> _Given instruction_
Find the lines holding the word "true" and collect them.

━━━━━ Supplied material

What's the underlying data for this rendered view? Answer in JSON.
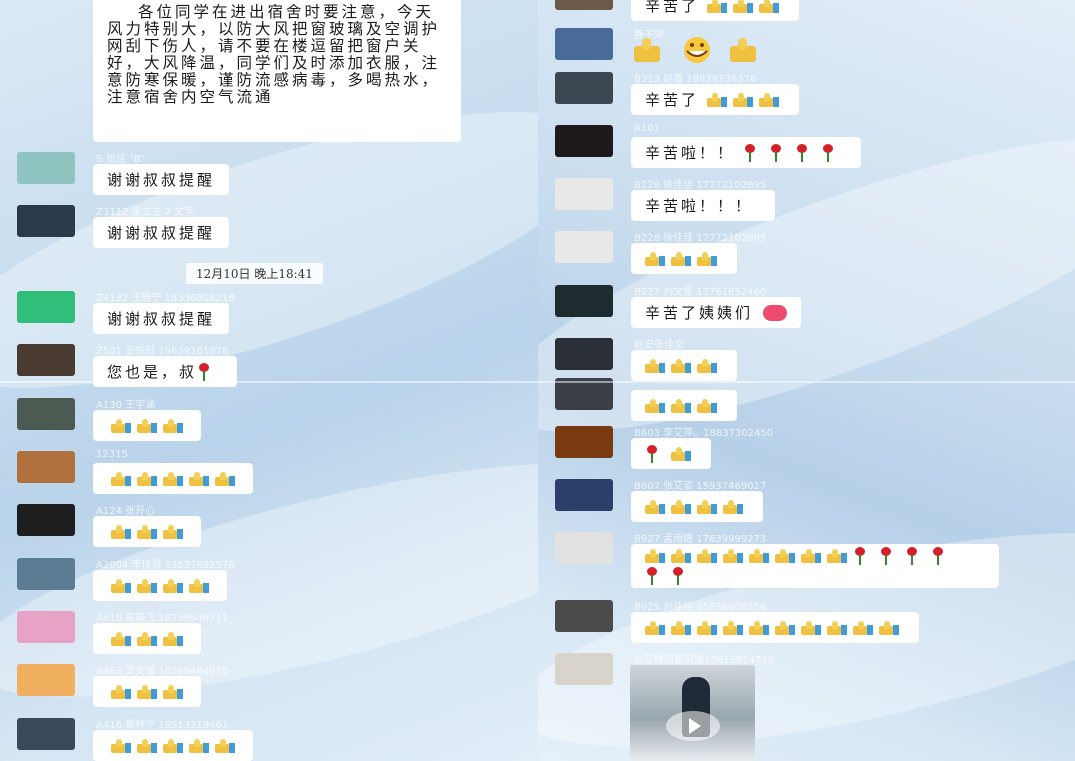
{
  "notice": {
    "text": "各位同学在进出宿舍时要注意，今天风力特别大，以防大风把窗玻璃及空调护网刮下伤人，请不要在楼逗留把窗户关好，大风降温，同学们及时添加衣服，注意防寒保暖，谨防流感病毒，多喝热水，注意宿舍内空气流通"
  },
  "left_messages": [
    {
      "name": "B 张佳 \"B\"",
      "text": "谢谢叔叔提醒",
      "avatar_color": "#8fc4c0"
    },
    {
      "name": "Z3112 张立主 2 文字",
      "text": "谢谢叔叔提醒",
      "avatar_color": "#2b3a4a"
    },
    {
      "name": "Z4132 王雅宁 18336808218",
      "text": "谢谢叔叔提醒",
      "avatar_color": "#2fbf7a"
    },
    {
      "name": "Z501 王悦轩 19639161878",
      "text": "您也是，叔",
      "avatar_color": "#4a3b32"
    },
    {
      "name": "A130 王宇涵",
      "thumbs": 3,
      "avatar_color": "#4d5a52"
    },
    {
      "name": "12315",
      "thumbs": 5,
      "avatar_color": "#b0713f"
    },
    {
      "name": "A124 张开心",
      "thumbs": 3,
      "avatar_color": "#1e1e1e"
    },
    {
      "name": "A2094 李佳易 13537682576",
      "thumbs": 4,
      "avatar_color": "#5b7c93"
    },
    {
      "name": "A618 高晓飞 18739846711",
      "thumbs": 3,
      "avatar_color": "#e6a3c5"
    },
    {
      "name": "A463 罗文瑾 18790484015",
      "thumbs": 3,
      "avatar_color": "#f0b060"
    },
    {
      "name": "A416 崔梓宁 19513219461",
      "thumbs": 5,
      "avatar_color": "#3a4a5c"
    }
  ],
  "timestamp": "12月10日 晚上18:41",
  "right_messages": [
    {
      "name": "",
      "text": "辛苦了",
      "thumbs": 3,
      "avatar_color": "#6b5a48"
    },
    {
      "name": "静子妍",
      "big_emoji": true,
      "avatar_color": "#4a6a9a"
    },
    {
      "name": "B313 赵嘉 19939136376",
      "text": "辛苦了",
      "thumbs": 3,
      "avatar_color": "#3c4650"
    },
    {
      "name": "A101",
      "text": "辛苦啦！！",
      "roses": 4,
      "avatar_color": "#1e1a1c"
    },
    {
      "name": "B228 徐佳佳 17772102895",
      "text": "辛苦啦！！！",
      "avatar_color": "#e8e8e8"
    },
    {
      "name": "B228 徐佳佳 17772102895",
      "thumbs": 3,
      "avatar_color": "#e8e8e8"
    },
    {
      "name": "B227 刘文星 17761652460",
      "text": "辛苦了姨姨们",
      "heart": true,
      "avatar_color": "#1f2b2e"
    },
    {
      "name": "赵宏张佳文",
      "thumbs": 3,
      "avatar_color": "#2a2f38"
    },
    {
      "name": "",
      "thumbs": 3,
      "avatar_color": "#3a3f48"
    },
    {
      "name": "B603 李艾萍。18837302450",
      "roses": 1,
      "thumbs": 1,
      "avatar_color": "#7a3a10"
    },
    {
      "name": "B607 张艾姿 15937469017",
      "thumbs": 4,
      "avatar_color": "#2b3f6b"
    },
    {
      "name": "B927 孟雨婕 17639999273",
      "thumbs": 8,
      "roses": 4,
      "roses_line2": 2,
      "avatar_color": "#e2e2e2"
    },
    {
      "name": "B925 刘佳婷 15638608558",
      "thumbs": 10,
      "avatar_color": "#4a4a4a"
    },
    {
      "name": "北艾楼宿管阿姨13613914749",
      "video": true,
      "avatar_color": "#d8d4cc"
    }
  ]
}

━━━━━━━━━━

> _Result_
      "big_emoji": true,
      "heart": true,
      "video": true,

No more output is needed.